[Begin]
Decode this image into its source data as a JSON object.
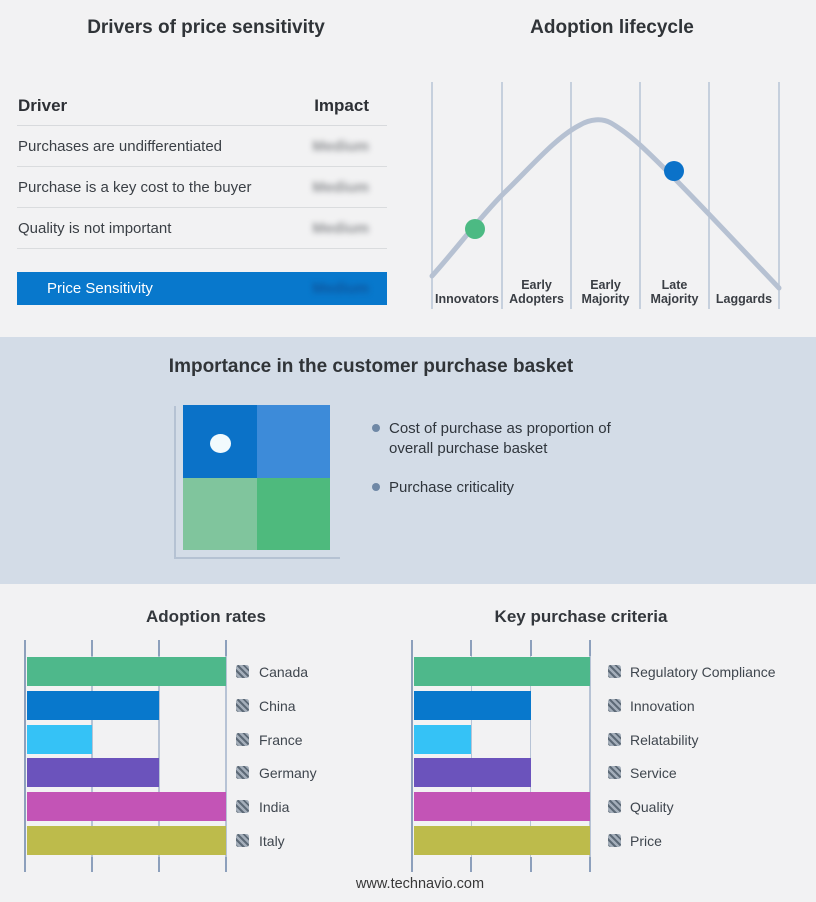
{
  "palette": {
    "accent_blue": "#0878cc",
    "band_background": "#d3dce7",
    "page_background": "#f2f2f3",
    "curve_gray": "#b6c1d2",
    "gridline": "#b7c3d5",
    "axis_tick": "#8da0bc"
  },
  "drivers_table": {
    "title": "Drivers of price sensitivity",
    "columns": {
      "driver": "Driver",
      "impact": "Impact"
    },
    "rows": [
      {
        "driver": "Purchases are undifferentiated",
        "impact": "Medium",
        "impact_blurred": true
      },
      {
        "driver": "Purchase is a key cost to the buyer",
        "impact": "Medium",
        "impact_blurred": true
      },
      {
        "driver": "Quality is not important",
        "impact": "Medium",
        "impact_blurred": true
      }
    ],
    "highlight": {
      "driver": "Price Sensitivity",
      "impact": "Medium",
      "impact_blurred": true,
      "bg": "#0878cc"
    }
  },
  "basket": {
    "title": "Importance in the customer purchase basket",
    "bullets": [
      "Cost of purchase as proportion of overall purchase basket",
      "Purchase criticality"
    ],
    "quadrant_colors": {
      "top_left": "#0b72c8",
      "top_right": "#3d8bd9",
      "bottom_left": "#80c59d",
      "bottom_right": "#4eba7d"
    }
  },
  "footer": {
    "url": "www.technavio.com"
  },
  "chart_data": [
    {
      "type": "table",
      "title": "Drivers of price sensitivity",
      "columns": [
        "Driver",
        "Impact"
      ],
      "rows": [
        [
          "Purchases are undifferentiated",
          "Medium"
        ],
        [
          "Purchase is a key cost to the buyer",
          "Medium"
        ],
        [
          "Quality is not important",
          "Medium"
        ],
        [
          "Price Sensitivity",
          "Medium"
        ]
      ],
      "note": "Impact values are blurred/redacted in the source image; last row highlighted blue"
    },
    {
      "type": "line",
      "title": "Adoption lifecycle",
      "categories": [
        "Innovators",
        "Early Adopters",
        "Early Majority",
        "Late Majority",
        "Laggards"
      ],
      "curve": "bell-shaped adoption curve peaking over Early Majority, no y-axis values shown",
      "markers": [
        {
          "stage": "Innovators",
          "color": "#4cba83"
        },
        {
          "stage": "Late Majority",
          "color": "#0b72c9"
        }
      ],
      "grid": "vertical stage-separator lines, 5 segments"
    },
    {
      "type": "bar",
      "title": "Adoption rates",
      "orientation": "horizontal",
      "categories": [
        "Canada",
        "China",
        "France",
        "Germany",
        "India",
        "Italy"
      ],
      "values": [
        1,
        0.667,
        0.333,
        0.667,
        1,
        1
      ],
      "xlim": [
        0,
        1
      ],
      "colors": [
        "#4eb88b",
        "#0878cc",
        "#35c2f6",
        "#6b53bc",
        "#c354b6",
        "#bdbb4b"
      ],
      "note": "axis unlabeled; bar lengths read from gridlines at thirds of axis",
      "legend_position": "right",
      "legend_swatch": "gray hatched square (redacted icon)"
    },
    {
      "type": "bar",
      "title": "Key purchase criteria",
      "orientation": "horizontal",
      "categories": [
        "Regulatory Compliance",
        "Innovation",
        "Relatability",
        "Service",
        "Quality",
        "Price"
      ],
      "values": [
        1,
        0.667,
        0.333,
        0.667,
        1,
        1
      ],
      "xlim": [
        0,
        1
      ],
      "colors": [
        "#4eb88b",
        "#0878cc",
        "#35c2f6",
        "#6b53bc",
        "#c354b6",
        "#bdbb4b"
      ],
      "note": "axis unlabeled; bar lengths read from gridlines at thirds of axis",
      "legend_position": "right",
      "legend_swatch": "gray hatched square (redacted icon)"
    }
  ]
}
[End]
[Begin]
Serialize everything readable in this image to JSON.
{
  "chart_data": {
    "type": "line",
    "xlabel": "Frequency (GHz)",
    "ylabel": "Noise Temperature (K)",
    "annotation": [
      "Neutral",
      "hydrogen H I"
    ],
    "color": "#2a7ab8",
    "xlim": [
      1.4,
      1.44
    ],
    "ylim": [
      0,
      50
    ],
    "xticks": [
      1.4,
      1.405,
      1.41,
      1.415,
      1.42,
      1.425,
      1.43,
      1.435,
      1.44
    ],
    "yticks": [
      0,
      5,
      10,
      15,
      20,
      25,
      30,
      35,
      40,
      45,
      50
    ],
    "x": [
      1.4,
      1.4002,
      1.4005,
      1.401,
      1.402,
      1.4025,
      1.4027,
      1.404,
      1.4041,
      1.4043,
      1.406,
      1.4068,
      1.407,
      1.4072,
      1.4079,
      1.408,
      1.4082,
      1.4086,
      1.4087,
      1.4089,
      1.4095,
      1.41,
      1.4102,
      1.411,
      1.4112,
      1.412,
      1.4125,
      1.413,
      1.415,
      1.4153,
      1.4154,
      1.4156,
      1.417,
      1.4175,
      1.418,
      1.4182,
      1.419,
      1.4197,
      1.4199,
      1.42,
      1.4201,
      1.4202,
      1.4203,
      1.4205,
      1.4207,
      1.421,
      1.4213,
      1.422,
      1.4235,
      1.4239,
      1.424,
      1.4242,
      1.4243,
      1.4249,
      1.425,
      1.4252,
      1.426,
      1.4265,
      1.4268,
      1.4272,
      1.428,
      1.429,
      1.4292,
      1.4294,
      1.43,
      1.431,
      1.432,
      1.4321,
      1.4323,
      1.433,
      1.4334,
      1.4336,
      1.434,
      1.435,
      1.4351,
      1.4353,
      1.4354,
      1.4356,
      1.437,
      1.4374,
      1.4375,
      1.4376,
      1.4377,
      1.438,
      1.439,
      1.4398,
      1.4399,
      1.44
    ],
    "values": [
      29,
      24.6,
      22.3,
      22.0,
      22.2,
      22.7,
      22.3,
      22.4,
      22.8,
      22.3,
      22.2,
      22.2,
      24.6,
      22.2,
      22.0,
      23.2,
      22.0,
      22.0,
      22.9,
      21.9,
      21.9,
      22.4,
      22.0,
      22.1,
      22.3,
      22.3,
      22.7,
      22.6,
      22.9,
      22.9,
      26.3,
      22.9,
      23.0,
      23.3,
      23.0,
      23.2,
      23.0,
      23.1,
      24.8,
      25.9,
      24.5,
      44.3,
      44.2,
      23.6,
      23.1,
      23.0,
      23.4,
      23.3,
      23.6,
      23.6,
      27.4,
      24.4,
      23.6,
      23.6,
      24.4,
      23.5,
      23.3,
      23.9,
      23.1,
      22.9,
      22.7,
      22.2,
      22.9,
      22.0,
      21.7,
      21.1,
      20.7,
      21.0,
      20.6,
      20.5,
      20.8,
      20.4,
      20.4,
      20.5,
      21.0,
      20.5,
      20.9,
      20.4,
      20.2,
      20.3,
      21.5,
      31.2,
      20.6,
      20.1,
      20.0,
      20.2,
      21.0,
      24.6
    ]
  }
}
[End]
PROBLEM STATEMENT
Tally the lines in the entries above that hold the word "Majority". Reply with nothing but that count.

ANSWER TO THE PROBLEM
4